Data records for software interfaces
- Opening Delimiter -

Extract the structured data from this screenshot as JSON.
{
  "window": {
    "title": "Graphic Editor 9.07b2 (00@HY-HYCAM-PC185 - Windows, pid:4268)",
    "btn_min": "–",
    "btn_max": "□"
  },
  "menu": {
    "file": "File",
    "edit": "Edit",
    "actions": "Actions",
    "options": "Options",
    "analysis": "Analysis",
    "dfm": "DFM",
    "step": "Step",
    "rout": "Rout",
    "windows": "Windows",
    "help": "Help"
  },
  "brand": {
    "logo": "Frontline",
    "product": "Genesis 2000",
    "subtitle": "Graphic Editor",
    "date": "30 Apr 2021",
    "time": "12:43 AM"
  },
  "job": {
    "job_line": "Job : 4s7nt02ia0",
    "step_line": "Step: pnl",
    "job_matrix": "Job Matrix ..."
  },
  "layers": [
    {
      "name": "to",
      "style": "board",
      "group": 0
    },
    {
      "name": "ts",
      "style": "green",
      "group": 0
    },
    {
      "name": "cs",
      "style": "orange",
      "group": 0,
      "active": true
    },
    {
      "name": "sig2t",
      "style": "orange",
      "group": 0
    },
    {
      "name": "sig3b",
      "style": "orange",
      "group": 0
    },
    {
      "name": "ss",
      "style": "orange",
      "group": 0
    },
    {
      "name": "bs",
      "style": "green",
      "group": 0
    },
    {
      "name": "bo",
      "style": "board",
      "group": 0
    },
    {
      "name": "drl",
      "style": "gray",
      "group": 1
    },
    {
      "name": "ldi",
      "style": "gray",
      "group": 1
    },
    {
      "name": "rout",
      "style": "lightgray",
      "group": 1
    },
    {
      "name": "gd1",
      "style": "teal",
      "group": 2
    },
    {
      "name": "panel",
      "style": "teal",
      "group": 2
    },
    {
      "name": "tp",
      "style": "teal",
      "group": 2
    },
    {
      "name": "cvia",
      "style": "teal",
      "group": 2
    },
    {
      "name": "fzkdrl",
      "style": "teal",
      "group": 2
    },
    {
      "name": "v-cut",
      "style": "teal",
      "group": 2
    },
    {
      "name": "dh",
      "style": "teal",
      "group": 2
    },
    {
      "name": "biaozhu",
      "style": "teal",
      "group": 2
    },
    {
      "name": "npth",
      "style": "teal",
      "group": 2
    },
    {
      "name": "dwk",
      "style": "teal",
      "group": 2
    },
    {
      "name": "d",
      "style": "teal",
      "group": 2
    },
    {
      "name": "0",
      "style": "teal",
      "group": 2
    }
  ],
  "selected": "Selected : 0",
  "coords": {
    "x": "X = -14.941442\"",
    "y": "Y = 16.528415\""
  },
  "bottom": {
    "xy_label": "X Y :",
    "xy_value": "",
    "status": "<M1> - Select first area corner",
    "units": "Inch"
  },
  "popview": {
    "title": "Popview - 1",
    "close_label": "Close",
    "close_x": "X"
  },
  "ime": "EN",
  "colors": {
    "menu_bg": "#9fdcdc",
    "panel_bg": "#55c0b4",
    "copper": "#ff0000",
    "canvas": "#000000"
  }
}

- Closing Delimiter -

TASK GOAL: The full data, repeated exactly, is the only acceptable output.

TASK RESPONSE:
Extract the structured data from this screenshot as JSON.
{
  "window": {
    "title": "Graphic Editor 9.07b2 (00@HY-HYCAM-PC185 - Windows, pid:4268)",
    "btn_min": "–",
    "btn_max": "□"
  },
  "menu": {
    "file": "File",
    "edit": "Edit",
    "actions": "Actions",
    "options": "Options",
    "analysis": "Analysis",
    "dfm": "DFM",
    "step": "Step",
    "rout": "Rout",
    "windows": "Windows",
    "help": "Help"
  },
  "brand": {
    "logo": "Frontline",
    "product": "Genesis 2000",
    "subtitle": "Graphic Editor",
    "date": "30 Apr 2021",
    "time": "12:43 AM"
  },
  "job": {
    "job_line": "Job : 4s7nt02ia0",
    "step_line": "Step: pnl",
    "job_matrix": "Job Matrix ..."
  },
  "layers": [
    {
      "name": "to",
      "style": "board",
      "group": 0
    },
    {
      "name": "ts",
      "style": "green",
      "group": 0
    },
    {
      "name": "cs",
      "style": "orange",
      "group": 0,
      "active": true
    },
    {
      "name": "sig2t",
      "style": "orange",
      "group": 0
    },
    {
      "name": "sig3b",
      "style": "orange",
      "group": 0
    },
    {
      "name": "ss",
      "style": "orange",
      "group": 0
    },
    {
      "name": "bs",
      "style": "green",
      "group": 0
    },
    {
      "name": "bo",
      "style": "board",
      "group": 0
    },
    {
      "name": "drl",
      "style": "gray",
      "group": 1
    },
    {
      "name": "ldi",
      "style": "gray",
      "group": 1
    },
    {
      "name": "rout",
      "style": "lightgray",
      "group": 1
    },
    {
      "name": "gd1",
      "style": "teal",
      "group": 2
    },
    {
      "name": "panel",
      "style": "teal",
      "group": 2
    },
    {
      "name": "tp",
      "style": "teal",
      "group": 2
    },
    {
      "name": "cvia",
      "style": "teal",
      "group": 2
    },
    {
      "name": "fzkdrl",
      "style": "teal",
      "group": 2
    },
    {
      "name": "v-cut",
      "style": "teal",
      "group": 2
    },
    {
      "name": "dh",
      "style": "teal",
      "group": 2
    },
    {
      "name": "biaozhu",
      "style": "teal",
      "group": 2
    },
    {
      "name": "npth",
      "style": "teal",
      "group": 2
    },
    {
      "name": "dwk",
      "style": "teal",
      "group": 2
    },
    {
      "name": "d",
      "style": "teal",
      "group": 2
    },
    {
      "name": "0",
      "style": "teal",
      "group": 2
    }
  ],
  "selected": "Selected : 0",
  "coords": {
    "x": "X = -14.941442\"",
    "y": "Y = 16.528415\""
  },
  "bottom": {
    "xy_label": "X Y :",
    "xy_value": "",
    "status": "<M1> - Select first area corner",
    "units": "Inch"
  },
  "popview": {
    "title": "Popview - 1",
    "close_label": "Close",
    "close_x": "X"
  },
  "ime": "EN",
  "colors": {
    "menu_bg": "#9fdcdc",
    "panel_bg": "#55c0b4",
    "copper": "#ff0000",
    "canvas": "#000000"
  }
}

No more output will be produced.